### Directive
Find the lines of data that contain the string "Chapas", then list them.

[start Supplied information]

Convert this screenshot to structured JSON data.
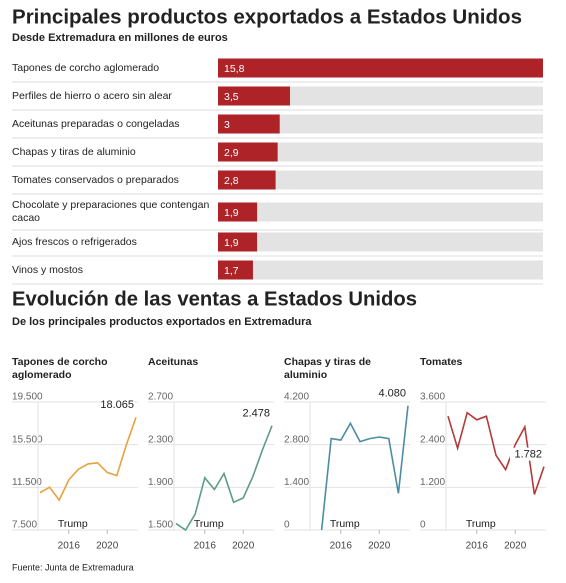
{
  "chart_data": [
    {
      "type": "bar",
      "title": "Principales productos exportados a Estados Unidos",
      "subtitle": "Desde Extremadura en millones de euros",
      "categories": [
        "Tapones de corcho aglomerado",
        "Perfiles de hierro o acero sin alear",
        "Aceitunas preparadas o congeladas",
        "Chapas y tiras de aluminio",
        "Tomates conservados o preparados",
        "Chocolate y preparaciones que contengan cacao",
        "Ajos frescos o refrigerados",
        "Vinos y mostos"
      ],
      "values": [
        15.8,
        3.5,
        3,
        2.9,
        2.8,
        1.9,
        1.9,
        1.7
      ],
      "value_labels": [
        "15,8",
        "3,5",
        "3",
        "2,9",
        "2,8",
        "1,9",
        "1,9",
        "1,7"
      ],
      "color": "#ad2328"
    },
    {
      "type": "line",
      "title": "Tapones de corcho aglomerado",
      "color": "#e6a23c",
      "x": [
        2013,
        2014,
        2015,
        2016,
        2017,
        2018,
        2019,
        2020,
        2021,
        2022,
        2023
      ],
      "values": [
        11000,
        11500,
        10300,
        12200,
        13200,
        13700,
        13800,
        12900,
        12600,
        15500,
        18065
      ],
      "value_labels": [
        null,
        null,
        null,
        null,
        null,
        null,
        null,
        null,
        null,
        null,
        "18.065"
      ],
      "xlim": [
        2013,
        2023
      ],
      "xticks": [
        2016,
        2020
      ],
      "ylim": [
        7500,
        19500
      ],
      "yticks": [
        {
          "value": 7500,
          "label": "7.500"
        },
        {
          "value": 11500,
          "label": "11.500"
        },
        {
          "value": 15500,
          "label": "15.500"
        },
        {
          "value": 19500,
          "label": "19.500"
        }
      ],
      "annotation": "Trump",
      "grid": true
    },
    {
      "type": "line",
      "title": "Aceitunas",
      "color": "#5c9c88",
      "x": [
        2013,
        2014,
        2015,
        2016,
        2017,
        2018,
        2019,
        2020,
        2021,
        2022,
        2023
      ],
      "values": [
        1560,
        1500,
        1650,
        1990,
        1880,
        2030,
        1760,
        1800,
        2000,
        2250,
        2478
      ],
      "value_labels": [
        null,
        null,
        null,
        null,
        null,
        null,
        null,
        null,
        null,
        null,
        "2.478"
      ],
      "xlim": [
        2013,
        2023
      ],
      "xticks": [
        2016,
        2020
      ],
      "ylim": [
        1500,
        2700
      ],
      "yticks": [
        {
          "value": 1500,
          "label": "1.500"
        },
        {
          "value": 1900,
          "label": "1.900"
        },
        {
          "value": 2300,
          "label": "2.300"
        },
        {
          "value": 2700,
          "label": "2.700"
        }
      ],
      "annotation": "Trump",
      "grid": true
    },
    {
      "type": "line",
      "title": "Chapas y tiras de aluminio",
      "color": "#4a8ea3",
      "x": [
        2013,
        2014,
        2015,
        2016,
        2017,
        2018,
        2019,
        2020,
        2021,
        2022,
        2023
      ],
      "values": [
        null,
        0,
        3000,
        2950,
        3500,
        2900,
        3000,
        3050,
        3000,
        1200,
        4080
      ],
      "value_labels": [
        null,
        null,
        null,
        null,
        null,
        null,
        null,
        null,
        null,
        null,
        "4.080"
      ],
      "xlim": [
        2013,
        2023
      ],
      "xticks": [
        2016,
        2020
      ],
      "ylim": [
        0,
        4200
      ],
      "yticks": [
        0,
        {
          "value": 1400,
          "label": "1.400"
        },
        {
          "value": 2800,
          "label": "2.800"
        },
        {
          "value": 4200,
          "label": "4.200"
        }
      ],
      "annotation": "Trump",
      "grid": true
    },
    {
      "type": "line",
      "title": "Tomates",
      "color": "#b43a3a",
      "x": [
        2013,
        2014,
        2015,
        2016,
        2017,
        2018,
        2019,
        2020,
        2021,
        2022,
        2023
      ],
      "values": [
        3200,
        2300,
        3300,
        3100,
        3200,
        2100,
        1700,
        2400,
        2900,
        1000,
        1782
      ],
      "value_labels": [
        null,
        null,
        null,
        null,
        null,
        null,
        null,
        null,
        null,
        null,
        "1.782"
      ],
      "xlim": [
        2013,
        2023
      ],
      "xticks": [
        2016,
        2020
      ],
      "ylim": [
        0,
        3600
      ],
      "yticks": [
        0,
        {
          "value": 1200,
          "label": "1.200"
        },
        {
          "value": 2400,
          "label": "2.400"
        },
        {
          "value": 3600,
          "label": "3.600"
        }
      ],
      "annotation": "Trump",
      "grid": true
    }
  ],
  "section_title": "Evolución de las ventas a Estados Unidos",
  "section_subtitle": "De los principales productos exportados en Extremadura",
  "source": "Fuente: Junta de Extremadura"
}
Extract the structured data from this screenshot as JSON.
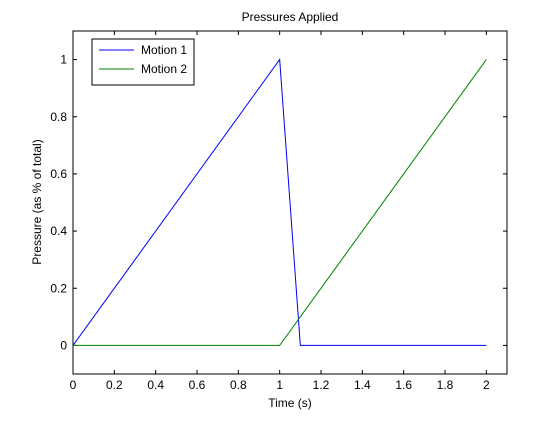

[end Supplied information]

### Final result
        "Chapas y tiras de aluminio",
      "title": "Chapas y tiras de aluminio",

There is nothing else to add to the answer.